- **THE DATA**

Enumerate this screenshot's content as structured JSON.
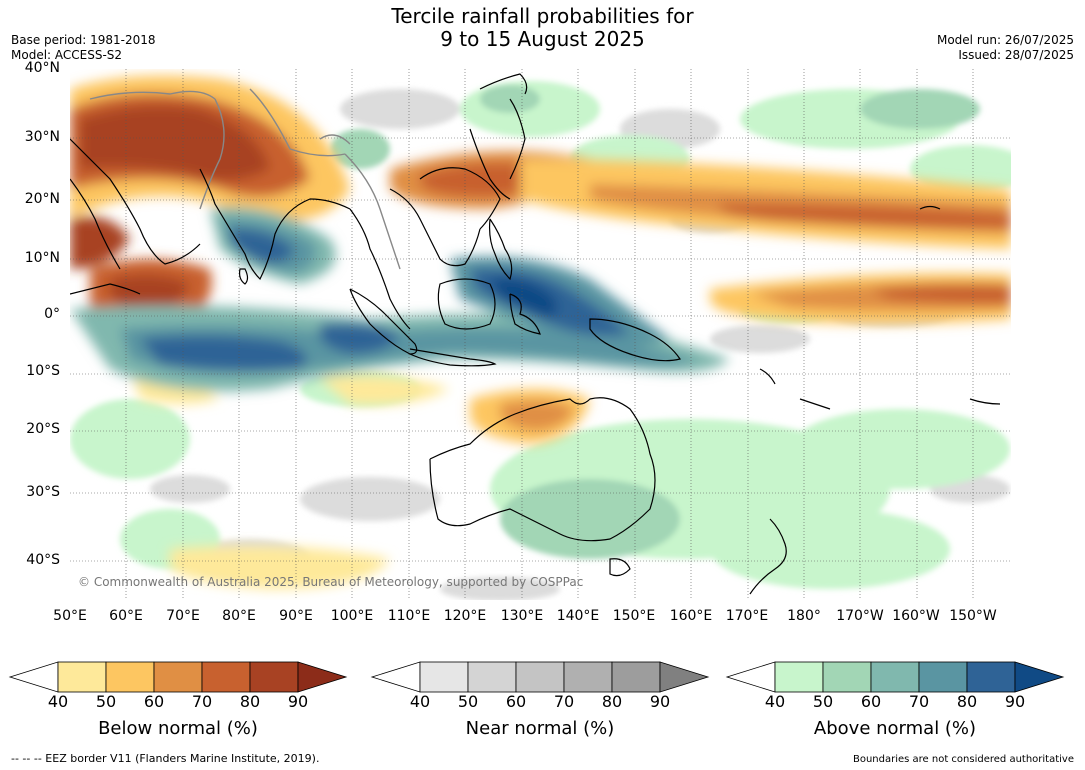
{
  "title": {
    "line1": "Tercile rainfall probabilities for",
    "line2": "9 to 15 August 2025"
  },
  "meta_left": {
    "base_period": "Base period: 1981-2018",
    "model": "Model: ACCESS-S2"
  },
  "meta_right": {
    "model_run": "Model run: 26/07/2025",
    "issued": "Issued: 28/07/2025"
  },
  "map": {
    "lat_ticks": [
      "40°N",
      "30°N",
      "20°N",
      "10°N",
      "0°",
      "10°S",
      "20°S",
      "30°S",
      "40°S"
    ],
    "lon_ticks": [
      "50°E",
      "60°E",
      "70°E",
      "80°E",
      "90°E",
      "100°E",
      "110°E",
      "120°E",
      "130°E",
      "140°E",
      "150°E",
      "160°E",
      "170°E",
      "180°",
      "170°W",
      "160°W",
      "150°W"
    ],
    "copyright": "© Commonwealth of Australia 2025, Bureau of Meteorology, supported by COSPPac",
    "colors": {
      "coast": "#000000",
      "border": "#888888",
      "grid": "#555555"
    }
  },
  "colorbars": [
    {
      "label": "Below normal (%)",
      "ticks": [
        "40",
        "50",
        "60",
        "70",
        "80",
        "90"
      ],
      "colors": [
        "#ffffff",
        "#fee99a",
        "#fdc661",
        "#e08f44",
        "#c8612f",
        "#a84223",
        "#8c2c19"
      ]
    },
    {
      "label": "Near normal (%)",
      "ticks": [
        "40",
        "50",
        "60",
        "70",
        "80",
        "90"
      ],
      "colors": [
        "#ffffff",
        "#e6e6e6",
        "#d4d4d4",
        "#c4c4c4",
        "#b0b0b0",
        "#9d9d9d",
        "#808080"
      ]
    },
    {
      "label": "Above normal (%)",
      "ticks": [
        "40",
        "50",
        "60",
        "70",
        "80",
        "90"
      ],
      "colors": [
        "#ffffff",
        "#c8f5cc",
        "#a2d6b5",
        "#80b8ae",
        "#5a95a2",
        "#2f6396",
        "#104a85"
      ]
    }
  ],
  "footer": {
    "eez_legend": "--  --  -- EEZ border V11 (Flanders Marine Institute, 2019).",
    "disclaimer": "Boundaries are not considered authoritative"
  }
}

- **YOUR GOAL**
Copy the material above in full and exactly, skipping pictures.

- **EXERCISE RESPONSE**
Enumerate this screenshot's content as structured JSON.
{
  "title": {
    "line1": "Tercile rainfall probabilities for",
    "line2": "9 to 15 August 2025"
  },
  "meta_left": {
    "base_period": "Base period: 1981-2018",
    "model": "Model: ACCESS-S2"
  },
  "meta_right": {
    "model_run": "Model run: 26/07/2025",
    "issued": "Issued: 28/07/2025"
  },
  "map": {
    "lat_ticks": [
      "40°N",
      "30°N",
      "20°N",
      "10°N",
      "0°",
      "10°S",
      "20°S",
      "30°S",
      "40°S"
    ],
    "lon_ticks": [
      "50°E",
      "60°E",
      "70°E",
      "80°E",
      "90°E",
      "100°E",
      "110°E",
      "120°E",
      "130°E",
      "140°E",
      "150°E",
      "160°E",
      "170°E",
      "180°",
      "170°W",
      "160°W",
      "150°W"
    ],
    "copyright": "© Commonwealth of Australia 2025, Bureau of Meteorology, supported by COSPPac",
    "colors": {
      "coast": "#000000",
      "border": "#888888",
      "grid": "#555555"
    }
  },
  "colorbars": [
    {
      "label": "Below normal (%)",
      "ticks": [
        "40",
        "50",
        "60",
        "70",
        "80",
        "90"
      ],
      "colors": [
        "#ffffff",
        "#fee99a",
        "#fdc661",
        "#e08f44",
        "#c8612f",
        "#a84223",
        "#8c2c19"
      ]
    },
    {
      "label": "Near normal (%)",
      "ticks": [
        "40",
        "50",
        "60",
        "70",
        "80",
        "90"
      ],
      "colors": [
        "#ffffff",
        "#e6e6e6",
        "#d4d4d4",
        "#c4c4c4",
        "#b0b0b0",
        "#9d9d9d",
        "#808080"
      ]
    },
    {
      "label": "Above normal (%)",
      "ticks": [
        "40",
        "50",
        "60",
        "70",
        "80",
        "90"
      ],
      "colors": [
        "#ffffff",
        "#c8f5cc",
        "#a2d6b5",
        "#80b8ae",
        "#5a95a2",
        "#2f6396",
        "#104a85"
      ]
    }
  ],
  "footer": {
    "eez_legend": "--  --  -- EEZ border V11 (Flanders Marine Institute, 2019).",
    "disclaimer": "Boundaries are not considered authoritative"
  }
}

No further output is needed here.